[EXCERPTED DATA]:
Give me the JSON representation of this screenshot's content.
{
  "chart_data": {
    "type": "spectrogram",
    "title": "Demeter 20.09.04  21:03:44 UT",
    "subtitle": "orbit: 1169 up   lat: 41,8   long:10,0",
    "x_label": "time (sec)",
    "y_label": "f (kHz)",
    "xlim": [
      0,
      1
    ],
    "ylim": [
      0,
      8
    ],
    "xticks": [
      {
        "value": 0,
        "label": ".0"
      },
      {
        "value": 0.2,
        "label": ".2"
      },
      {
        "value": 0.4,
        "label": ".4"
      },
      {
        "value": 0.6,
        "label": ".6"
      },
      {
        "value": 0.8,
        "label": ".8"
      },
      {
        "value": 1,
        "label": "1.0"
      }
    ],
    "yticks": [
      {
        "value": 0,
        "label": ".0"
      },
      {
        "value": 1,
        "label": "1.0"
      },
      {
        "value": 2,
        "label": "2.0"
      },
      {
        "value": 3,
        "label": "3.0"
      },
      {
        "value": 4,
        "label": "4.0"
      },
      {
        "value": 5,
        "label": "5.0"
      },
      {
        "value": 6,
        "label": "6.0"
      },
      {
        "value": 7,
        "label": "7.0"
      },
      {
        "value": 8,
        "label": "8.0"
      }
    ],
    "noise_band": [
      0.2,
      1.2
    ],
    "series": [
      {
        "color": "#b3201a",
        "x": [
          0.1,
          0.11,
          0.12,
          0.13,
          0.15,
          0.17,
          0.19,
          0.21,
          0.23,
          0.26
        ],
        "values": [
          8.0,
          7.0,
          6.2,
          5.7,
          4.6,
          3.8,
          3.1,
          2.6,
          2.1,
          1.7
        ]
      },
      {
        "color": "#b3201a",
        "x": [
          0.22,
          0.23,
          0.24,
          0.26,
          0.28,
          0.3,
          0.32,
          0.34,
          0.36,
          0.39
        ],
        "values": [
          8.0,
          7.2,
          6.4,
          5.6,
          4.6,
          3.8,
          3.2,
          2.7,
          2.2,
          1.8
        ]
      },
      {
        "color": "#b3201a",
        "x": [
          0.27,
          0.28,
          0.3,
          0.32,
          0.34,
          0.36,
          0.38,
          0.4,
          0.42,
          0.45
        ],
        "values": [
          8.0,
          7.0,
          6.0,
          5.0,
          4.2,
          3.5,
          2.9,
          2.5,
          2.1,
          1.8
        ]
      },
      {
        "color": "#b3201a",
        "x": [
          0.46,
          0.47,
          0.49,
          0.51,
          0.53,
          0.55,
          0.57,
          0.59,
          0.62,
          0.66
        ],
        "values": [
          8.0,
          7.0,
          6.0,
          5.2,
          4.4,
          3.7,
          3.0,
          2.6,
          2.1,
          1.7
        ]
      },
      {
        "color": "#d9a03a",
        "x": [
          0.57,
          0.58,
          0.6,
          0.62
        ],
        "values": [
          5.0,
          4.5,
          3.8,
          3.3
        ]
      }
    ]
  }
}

[WHAT THE EXERCISE ASKS]: Your task is to print all of the records exactly.

[TASK SOLUTION]:
Give me the JSON representation of this screenshot's content.
{
  "chart_data": {
    "type": "spectrogram",
    "title": "Demeter 20.09.04  21:03:44 UT",
    "subtitle": "orbit: 1169 up   lat: 41,8   long:10,0",
    "x_label": "time (sec)",
    "y_label": "f (kHz)",
    "xlim": [
      0,
      1
    ],
    "ylim": [
      0,
      8
    ],
    "xticks": [
      {
        "value": 0,
        "label": ".0"
      },
      {
        "value": 0.2,
        "label": ".2"
      },
      {
        "value": 0.4,
        "label": ".4"
      },
      {
        "value": 0.6,
        "label": ".6"
      },
      {
        "value": 0.8,
        "label": ".8"
      },
      {
        "value": 1,
        "label": "1.0"
      }
    ],
    "yticks": [
      {
        "value": 0,
        "label": ".0"
      },
      {
        "value": 1,
        "label": "1.0"
      },
      {
        "value": 2,
        "label": "2.0"
      },
      {
        "value": 3,
        "label": "3.0"
      },
      {
        "value": 4,
        "label": "4.0"
      },
      {
        "value": 5,
        "label": "5.0"
      },
      {
        "value": 6,
        "label": "6.0"
      },
      {
        "value": 7,
        "label": "7.0"
      },
      {
        "value": 8,
        "label": "8.0"
      }
    ],
    "noise_band": [
      0.2,
      1.2
    ],
    "series": [
      {
        "color": "#b3201a",
        "x": [
          0.1,
          0.11,
          0.12,
          0.13,
          0.15,
          0.17,
          0.19,
          0.21,
          0.23,
          0.26
        ],
        "values": [
          8.0,
          7.0,
          6.2,
          5.7,
          4.6,
          3.8,
          3.1,
          2.6,
          2.1,
          1.7
        ]
      },
      {
        "color": "#b3201a",
        "x": [
          0.22,
          0.23,
          0.24,
          0.26,
          0.28,
          0.3,
          0.32,
          0.34,
          0.36,
          0.39
        ],
        "values": [
          8.0,
          7.2,
          6.4,
          5.6,
          4.6,
          3.8,
          3.2,
          2.7,
          2.2,
          1.8
        ]
      },
      {
        "color": "#b3201a",
        "x": [
          0.27,
          0.28,
          0.3,
          0.32,
          0.34,
          0.36,
          0.38,
          0.4,
          0.42,
          0.45
        ],
        "values": [
          8.0,
          7.0,
          6.0,
          5.0,
          4.2,
          3.5,
          2.9,
          2.5,
          2.1,
          1.8
        ]
      },
      {
        "color": "#b3201a",
        "x": [
          0.46,
          0.47,
          0.49,
          0.51,
          0.53,
          0.55,
          0.57,
          0.59,
          0.62,
          0.66
        ],
        "values": [
          8.0,
          7.0,
          6.0,
          5.2,
          4.4,
          3.7,
          3.0,
          2.6,
          2.1,
          1.7
        ]
      },
      {
        "color": "#d9a03a",
        "x": [
          0.57,
          0.58,
          0.6,
          0.62
        ],
        "values": [
          5.0,
          4.5,
          3.8,
          3.3
        ]
      }
    ]
  }
}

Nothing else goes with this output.